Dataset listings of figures
+ + + + +

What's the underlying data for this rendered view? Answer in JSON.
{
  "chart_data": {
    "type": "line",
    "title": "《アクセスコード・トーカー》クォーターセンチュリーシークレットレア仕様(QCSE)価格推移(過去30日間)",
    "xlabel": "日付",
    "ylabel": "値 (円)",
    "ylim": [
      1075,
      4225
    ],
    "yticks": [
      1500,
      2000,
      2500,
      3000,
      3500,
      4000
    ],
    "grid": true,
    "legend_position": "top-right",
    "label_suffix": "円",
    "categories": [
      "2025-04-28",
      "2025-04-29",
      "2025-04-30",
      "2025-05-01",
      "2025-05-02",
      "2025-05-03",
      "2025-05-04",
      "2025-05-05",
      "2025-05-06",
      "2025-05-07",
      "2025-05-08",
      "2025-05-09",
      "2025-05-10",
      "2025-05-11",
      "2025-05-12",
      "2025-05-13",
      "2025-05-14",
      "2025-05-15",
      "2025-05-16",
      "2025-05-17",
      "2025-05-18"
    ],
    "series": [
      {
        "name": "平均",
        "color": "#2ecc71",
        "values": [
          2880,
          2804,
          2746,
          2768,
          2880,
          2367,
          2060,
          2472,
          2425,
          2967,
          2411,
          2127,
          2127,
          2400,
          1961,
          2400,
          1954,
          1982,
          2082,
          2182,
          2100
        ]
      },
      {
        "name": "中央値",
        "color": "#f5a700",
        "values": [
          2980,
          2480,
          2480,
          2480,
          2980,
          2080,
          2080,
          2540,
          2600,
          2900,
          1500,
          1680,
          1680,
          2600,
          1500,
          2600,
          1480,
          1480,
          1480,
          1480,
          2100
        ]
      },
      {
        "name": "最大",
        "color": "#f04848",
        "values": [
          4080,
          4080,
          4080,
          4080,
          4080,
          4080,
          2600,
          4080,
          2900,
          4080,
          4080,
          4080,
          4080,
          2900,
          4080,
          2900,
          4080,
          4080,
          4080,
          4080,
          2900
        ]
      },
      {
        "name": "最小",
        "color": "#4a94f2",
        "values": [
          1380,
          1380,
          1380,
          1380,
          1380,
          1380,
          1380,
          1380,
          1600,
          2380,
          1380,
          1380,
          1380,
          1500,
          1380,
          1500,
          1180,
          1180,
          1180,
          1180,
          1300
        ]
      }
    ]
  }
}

+ + + + +

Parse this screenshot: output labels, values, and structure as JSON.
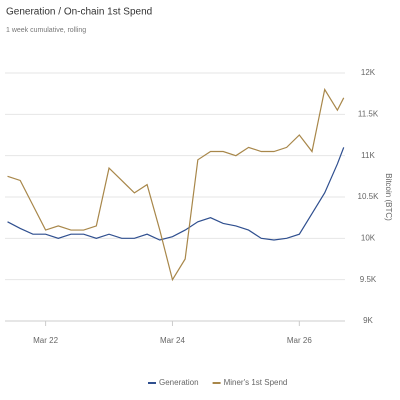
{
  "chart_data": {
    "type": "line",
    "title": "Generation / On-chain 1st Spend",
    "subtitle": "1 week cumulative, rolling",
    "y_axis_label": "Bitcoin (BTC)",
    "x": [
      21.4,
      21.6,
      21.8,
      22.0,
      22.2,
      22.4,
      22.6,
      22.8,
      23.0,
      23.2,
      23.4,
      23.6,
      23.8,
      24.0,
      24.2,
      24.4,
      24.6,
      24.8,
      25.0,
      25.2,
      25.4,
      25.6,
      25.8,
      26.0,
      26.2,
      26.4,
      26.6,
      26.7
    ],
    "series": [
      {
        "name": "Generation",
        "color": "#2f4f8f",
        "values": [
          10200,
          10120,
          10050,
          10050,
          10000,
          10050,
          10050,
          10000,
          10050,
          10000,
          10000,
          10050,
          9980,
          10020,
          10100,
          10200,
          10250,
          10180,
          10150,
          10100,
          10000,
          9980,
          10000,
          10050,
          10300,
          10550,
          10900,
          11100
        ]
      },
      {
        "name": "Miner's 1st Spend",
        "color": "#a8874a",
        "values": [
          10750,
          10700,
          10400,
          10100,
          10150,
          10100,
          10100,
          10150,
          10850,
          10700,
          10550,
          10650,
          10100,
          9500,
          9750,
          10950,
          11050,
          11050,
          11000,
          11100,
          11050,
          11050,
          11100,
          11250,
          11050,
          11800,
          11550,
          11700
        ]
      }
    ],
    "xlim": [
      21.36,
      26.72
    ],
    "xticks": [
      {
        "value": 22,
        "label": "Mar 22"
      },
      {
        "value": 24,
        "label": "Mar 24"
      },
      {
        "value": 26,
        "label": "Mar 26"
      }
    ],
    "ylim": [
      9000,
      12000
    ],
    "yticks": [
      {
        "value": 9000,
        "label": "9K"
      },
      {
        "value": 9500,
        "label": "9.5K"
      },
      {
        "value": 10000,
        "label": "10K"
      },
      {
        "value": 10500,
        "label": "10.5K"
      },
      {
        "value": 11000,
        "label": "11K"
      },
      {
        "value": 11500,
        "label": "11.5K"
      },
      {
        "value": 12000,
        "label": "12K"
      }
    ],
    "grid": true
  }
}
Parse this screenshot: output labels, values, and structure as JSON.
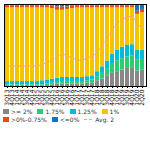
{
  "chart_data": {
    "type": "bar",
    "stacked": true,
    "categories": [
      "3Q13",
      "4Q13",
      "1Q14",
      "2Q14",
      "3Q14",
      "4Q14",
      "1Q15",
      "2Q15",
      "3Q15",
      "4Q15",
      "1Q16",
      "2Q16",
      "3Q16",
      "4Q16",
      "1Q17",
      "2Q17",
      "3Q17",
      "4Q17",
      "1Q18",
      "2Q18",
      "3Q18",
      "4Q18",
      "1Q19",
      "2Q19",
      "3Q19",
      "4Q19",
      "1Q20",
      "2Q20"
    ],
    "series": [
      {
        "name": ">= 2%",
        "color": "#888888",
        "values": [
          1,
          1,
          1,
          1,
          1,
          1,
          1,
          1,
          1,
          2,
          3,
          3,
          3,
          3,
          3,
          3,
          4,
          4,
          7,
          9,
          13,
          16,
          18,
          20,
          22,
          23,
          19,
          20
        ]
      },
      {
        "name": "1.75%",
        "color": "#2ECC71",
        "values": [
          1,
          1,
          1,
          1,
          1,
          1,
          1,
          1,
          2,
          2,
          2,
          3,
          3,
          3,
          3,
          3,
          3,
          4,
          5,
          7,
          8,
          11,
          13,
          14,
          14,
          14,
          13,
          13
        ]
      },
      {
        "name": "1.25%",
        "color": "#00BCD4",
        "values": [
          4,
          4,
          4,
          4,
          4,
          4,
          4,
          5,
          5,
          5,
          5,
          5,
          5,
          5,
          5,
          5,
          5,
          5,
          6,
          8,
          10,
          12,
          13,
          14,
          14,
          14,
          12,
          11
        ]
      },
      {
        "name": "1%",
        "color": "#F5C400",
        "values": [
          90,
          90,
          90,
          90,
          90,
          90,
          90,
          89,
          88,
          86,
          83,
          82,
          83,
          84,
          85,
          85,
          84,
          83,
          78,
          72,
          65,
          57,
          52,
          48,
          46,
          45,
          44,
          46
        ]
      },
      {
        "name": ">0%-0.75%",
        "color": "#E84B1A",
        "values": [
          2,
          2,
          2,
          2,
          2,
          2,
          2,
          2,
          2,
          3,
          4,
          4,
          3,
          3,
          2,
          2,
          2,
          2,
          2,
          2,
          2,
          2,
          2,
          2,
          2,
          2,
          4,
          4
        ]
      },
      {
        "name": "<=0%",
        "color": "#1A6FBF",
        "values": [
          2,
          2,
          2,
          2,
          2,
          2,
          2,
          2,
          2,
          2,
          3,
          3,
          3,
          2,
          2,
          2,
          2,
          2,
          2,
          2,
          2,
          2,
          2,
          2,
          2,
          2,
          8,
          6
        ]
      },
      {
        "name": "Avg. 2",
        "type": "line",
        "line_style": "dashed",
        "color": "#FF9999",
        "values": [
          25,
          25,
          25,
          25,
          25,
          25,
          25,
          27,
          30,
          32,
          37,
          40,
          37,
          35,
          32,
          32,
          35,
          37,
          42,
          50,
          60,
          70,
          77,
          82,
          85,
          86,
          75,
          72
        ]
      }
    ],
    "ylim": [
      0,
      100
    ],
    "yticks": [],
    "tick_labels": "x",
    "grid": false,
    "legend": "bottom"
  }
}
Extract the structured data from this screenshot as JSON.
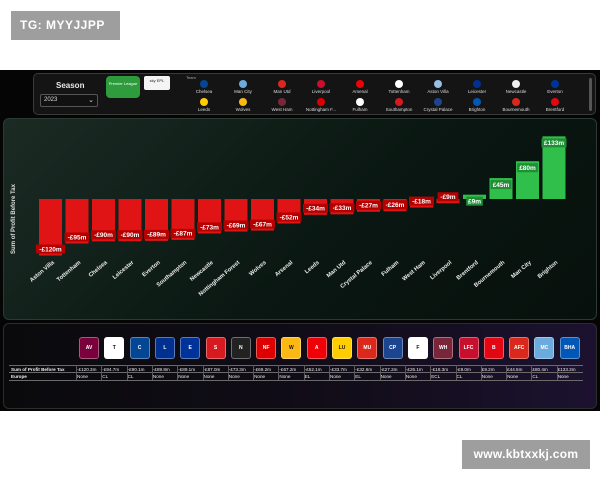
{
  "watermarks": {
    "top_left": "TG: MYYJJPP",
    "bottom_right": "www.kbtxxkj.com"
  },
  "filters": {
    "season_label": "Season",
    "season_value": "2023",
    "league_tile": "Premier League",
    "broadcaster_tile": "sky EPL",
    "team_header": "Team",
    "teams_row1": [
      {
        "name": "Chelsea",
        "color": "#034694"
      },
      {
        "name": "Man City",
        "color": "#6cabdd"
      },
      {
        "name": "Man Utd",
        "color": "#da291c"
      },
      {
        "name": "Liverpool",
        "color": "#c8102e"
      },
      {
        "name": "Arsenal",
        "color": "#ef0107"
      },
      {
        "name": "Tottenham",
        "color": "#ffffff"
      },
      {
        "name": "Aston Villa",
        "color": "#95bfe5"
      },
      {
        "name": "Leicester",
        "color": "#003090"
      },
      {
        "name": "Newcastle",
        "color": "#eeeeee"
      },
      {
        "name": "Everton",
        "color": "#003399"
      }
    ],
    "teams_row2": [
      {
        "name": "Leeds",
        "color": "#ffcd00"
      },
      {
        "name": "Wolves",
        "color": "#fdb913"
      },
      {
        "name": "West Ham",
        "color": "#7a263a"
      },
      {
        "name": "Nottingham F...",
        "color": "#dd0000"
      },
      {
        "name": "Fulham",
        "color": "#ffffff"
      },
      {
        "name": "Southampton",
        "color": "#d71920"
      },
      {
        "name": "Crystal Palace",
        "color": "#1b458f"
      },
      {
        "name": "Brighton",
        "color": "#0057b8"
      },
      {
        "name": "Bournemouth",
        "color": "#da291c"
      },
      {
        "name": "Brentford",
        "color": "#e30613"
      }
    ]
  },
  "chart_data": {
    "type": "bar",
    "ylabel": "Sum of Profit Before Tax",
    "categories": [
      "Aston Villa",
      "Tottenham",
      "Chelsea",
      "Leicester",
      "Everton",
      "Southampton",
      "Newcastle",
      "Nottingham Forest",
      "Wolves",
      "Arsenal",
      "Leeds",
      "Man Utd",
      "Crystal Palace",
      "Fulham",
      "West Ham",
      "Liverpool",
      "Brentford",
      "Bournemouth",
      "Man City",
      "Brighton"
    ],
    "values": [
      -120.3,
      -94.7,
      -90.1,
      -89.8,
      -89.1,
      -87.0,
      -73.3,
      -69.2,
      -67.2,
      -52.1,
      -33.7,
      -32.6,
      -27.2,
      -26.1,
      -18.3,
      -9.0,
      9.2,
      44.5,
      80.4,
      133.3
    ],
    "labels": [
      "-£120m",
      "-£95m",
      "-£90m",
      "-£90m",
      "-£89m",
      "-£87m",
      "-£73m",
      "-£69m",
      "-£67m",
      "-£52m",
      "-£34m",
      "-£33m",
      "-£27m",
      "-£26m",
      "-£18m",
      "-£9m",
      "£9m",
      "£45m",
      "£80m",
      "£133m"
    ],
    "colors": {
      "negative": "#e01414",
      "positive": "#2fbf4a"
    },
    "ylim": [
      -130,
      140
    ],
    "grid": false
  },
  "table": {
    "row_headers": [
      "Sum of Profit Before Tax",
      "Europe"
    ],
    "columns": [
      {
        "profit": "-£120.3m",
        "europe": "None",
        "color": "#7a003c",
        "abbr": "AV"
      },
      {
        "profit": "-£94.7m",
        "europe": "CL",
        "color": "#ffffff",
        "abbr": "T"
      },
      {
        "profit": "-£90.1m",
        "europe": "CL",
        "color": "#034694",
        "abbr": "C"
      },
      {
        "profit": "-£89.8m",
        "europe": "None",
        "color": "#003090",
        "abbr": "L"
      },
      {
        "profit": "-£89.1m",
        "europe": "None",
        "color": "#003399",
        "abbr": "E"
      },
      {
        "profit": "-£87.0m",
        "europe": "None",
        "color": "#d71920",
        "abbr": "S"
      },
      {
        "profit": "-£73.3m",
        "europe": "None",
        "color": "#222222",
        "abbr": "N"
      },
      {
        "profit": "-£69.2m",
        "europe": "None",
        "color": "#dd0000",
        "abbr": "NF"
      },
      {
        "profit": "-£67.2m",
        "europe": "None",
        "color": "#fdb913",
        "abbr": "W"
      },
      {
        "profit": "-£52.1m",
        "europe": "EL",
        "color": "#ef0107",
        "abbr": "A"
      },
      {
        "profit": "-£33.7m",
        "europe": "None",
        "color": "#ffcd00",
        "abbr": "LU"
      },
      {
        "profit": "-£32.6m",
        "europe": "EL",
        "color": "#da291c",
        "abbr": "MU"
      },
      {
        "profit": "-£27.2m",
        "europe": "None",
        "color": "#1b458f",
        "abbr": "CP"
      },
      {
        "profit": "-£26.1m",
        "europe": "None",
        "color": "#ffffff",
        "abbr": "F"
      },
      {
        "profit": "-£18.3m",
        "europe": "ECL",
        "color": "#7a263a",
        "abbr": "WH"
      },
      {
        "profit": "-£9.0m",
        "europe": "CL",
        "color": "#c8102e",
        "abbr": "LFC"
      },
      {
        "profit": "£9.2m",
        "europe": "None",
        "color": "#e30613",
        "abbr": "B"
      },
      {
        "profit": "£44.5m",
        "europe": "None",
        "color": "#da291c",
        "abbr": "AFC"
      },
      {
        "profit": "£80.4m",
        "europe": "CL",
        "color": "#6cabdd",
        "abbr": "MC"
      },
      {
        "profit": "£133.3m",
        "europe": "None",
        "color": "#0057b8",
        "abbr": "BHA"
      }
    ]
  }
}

+ + + + +

### The task:
Find and copy every line in the entries above where the string "ylabel" occurs.

### Exercise answer:
    "ylabel": "値 (円)",
    "ylabel": "Sum of Profit Before Tax",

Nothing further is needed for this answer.